**Exercise details**
Repeat the lines that follow, leaving nothing out.
== Provided information
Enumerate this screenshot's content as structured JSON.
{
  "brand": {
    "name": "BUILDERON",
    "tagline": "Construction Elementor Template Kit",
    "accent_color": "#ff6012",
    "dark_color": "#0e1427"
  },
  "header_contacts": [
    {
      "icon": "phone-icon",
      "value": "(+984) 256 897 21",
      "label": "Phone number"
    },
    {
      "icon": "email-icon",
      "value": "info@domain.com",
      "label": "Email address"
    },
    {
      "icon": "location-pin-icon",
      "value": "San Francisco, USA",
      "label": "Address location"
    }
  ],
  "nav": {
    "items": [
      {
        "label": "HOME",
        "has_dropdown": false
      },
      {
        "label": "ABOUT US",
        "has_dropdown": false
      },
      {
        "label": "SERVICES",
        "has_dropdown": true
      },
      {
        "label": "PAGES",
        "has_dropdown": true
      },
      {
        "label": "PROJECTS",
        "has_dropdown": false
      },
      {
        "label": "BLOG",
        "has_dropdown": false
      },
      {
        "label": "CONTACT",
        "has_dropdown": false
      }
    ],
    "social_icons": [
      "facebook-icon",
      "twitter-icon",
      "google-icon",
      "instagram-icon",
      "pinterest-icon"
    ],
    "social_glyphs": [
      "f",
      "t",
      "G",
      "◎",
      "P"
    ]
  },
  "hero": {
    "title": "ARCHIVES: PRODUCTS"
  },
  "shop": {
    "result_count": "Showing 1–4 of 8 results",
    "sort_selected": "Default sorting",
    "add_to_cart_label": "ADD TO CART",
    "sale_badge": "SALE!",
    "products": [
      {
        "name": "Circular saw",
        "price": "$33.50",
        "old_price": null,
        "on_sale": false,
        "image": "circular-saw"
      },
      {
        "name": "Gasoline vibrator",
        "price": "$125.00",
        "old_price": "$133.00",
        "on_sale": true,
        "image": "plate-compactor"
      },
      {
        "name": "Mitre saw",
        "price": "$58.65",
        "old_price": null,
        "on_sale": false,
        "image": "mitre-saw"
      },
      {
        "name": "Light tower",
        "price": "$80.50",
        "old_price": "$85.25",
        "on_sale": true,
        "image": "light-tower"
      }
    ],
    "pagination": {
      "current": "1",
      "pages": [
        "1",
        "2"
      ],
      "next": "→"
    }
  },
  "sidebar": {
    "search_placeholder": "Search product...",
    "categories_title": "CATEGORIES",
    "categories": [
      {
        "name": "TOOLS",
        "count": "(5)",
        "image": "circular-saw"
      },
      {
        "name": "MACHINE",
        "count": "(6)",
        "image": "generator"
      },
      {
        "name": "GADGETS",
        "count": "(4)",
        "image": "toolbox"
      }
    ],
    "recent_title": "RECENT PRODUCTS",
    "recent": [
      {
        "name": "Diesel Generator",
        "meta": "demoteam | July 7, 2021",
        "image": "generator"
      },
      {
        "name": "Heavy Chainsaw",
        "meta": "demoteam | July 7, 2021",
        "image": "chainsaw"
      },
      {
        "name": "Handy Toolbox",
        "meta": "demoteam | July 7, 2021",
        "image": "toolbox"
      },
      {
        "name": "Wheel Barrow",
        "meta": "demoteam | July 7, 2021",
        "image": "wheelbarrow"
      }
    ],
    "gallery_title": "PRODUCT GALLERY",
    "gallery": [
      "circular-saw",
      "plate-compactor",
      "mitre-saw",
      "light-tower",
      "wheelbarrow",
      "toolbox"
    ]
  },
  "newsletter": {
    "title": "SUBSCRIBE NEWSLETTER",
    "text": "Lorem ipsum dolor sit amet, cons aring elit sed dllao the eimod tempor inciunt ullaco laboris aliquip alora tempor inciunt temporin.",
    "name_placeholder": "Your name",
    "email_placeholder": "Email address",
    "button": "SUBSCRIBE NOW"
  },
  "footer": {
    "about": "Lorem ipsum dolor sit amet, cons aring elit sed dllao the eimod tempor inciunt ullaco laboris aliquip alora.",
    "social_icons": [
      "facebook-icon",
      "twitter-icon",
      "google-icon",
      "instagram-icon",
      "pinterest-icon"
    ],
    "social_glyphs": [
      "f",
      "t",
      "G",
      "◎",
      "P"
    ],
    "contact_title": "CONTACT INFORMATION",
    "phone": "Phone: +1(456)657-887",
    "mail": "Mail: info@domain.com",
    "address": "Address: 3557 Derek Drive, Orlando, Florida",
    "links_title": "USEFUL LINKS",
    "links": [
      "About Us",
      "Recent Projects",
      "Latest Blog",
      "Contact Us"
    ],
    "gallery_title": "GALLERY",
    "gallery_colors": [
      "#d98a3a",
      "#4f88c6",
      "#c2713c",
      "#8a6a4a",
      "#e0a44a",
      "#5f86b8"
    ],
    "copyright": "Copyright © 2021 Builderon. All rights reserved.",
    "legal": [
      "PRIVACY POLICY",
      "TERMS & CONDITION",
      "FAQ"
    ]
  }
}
====
**Exercise result**
Enumerate this screenshot's content as structured JSON.
{
  "brand": {
    "name": "BUILDERON",
    "tagline": "Construction Elementor Template Kit",
    "accent_color": "#ff6012",
    "dark_color": "#0e1427"
  },
  "header_contacts": [
    {
      "icon": "phone-icon",
      "value": "(+984) 256 897 21",
      "label": "Phone number"
    },
    {
      "icon": "email-icon",
      "value": "info@domain.com",
      "label": "Email address"
    },
    {
      "icon": "location-pin-icon",
      "value": "San Francisco, USA",
      "label": "Address location"
    }
  ],
  "nav": {
    "items": [
      {
        "label": "HOME",
        "has_dropdown": false
      },
      {
        "label": "ABOUT US",
        "has_dropdown": false
      },
      {
        "label": "SERVICES",
        "has_dropdown": true
      },
      {
        "label": "PAGES",
        "has_dropdown": true
      },
      {
        "label": "PROJECTS",
        "has_dropdown": false
      },
      {
        "label": "BLOG",
        "has_dropdown": false
      },
      {
        "label": "CONTACT",
        "has_dropdown": false
      }
    ],
    "social_icons": [
      "facebook-icon",
      "twitter-icon",
      "google-icon",
      "instagram-icon",
      "pinterest-icon"
    ],
    "social_glyphs": [
      "f",
      "t",
      "G",
      "◎",
      "P"
    ]
  },
  "hero": {
    "title": "ARCHIVES: PRODUCTS"
  },
  "shop": {
    "result_count": "Showing 1–4 of 8 results",
    "sort_selected": "Default sorting",
    "add_to_cart_label": "ADD TO CART",
    "sale_badge": "SALE!",
    "products": [
      {
        "name": "Circular saw",
        "price": "$33.50",
        "old_price": null,
        "on_sale": false,
        "image": "circular-saw"
      },
      {
        "name": "Gasoline vibrator",
        "price": "$125.00",
        "old_price": "$133.00",
        "on_sale": true,
        "image": "plate-compactor"
      },
      {
        "name": "Mitre saw",
        "price": "$58.65",
        "old_price": null,
        "on_sale": false,
        "image": "mitre-saw"
      },
      {
        "name": "Light tower",
        "price": "$80.50",
        "old_price": "$85.25",
        "on_sale": true,
        "image": "light-tower"
      }
    ],
    "pagination": {
      "current": "1",
      "pages": [
        "1",
        "2"
      ],
      "next": "→"
    }
  },
  "sidebar": {
    "search_placeholder": "Search product...",
    "categories_title": "CATEGORIES",
    "categories": [
      {
        "name": "TOOLS",
        "count": "(5)",
        "image": "circular-saw"
      },
      {
        "name": "MACHINE",
        "count": "(6)",
        "image": "generator"
      },
      {
        "name": "GADGETS",
        "count": "(4)",
        "image": "toolbox"
      }
    ],
    "recent_title": "RECENT PRODUCTS",
    "recent": [
      {
        "name": "Diesel Generator",
        "meta": "demoteam | July 7, 2021",
        "image": "generator"
      },
      {
        "name": "Heavy Chainsaw",
        "meta": "demoteam | July 7, 2021",
        "image": "chainsaw"
      },
      {
        "name": "Handy Toolbox",
        "meta": "demoteam | July 7, 2021",
        "image": "toolbox"
      },
      {
        "name": "Wheel Barrow",
        "meta": "demoteam | July 7, 2021",
        "image": "wheelbarrow"
      }
    ],
    "gallery_title": "PRODUCT GALLERY",
    "gallery": [
      "circular-saw",
      "plate-compactor",
      "mitre-saw",
      "light-tower",
      "wheelbarrow",
      "toolbox"
    ]
  },
  "newsletter": {
    "title": "SUBSCRIBE NEWSLETTER",
    "text": "Lorem ipsum dolor sit amet, cons aring elit sed dllao the eimod tempor inciunt ullaco laboris aliquip alora tempor inciunt temporin.",
    "name_placeholder": "Your name",
    "email_placeholder": "Email address",
    "button": "SUBSCRIBE NOW"
  },
  "footer": {
    "about": "Lorem ipsum dolor sit amet, cons aring elit sed dllao the eimod tempor inciunt ullaco laboris aliquip alora.",
    "social_icons": [
      "facebook-icon",
      "twitter-icon",
      "google-icon",
      "instagram-icon",
      "pinterest-icon"
    ],
    "social_glyphs": [
      "f",
      "t",
      "G",
      "◎",
      "P"
    ],
    "contact_title": "CONTACT INFORMATION",
    "phone": "Phone: +1(456)657-887",
    "mail": "Mail: info@domain.com",
    "address": "Address: 3557 Derek Drive, Orlando, Florida",
    "links_title": "USEFUL LINKS",
    "links": [
      "About Us",
      "Recent Projects",
      "Latest Blog",
      "Contact Us"
    ],
    "gallery_title": "GALLERY",
    "gallery_colors": [
      "#d98a3a",
      "#4f88c6",
      "#c2713c",
      "#8a6a4a",
      "#e0a44a",
      "#5f86b8"
    ],
    "copyright": "Copyright © 2021 Builderon. All rights reserved.",
    "legal": [
      "PRIVACY POLICY",
      "TERMS & CONDITION",
      "FAQ"
    ]
  }
}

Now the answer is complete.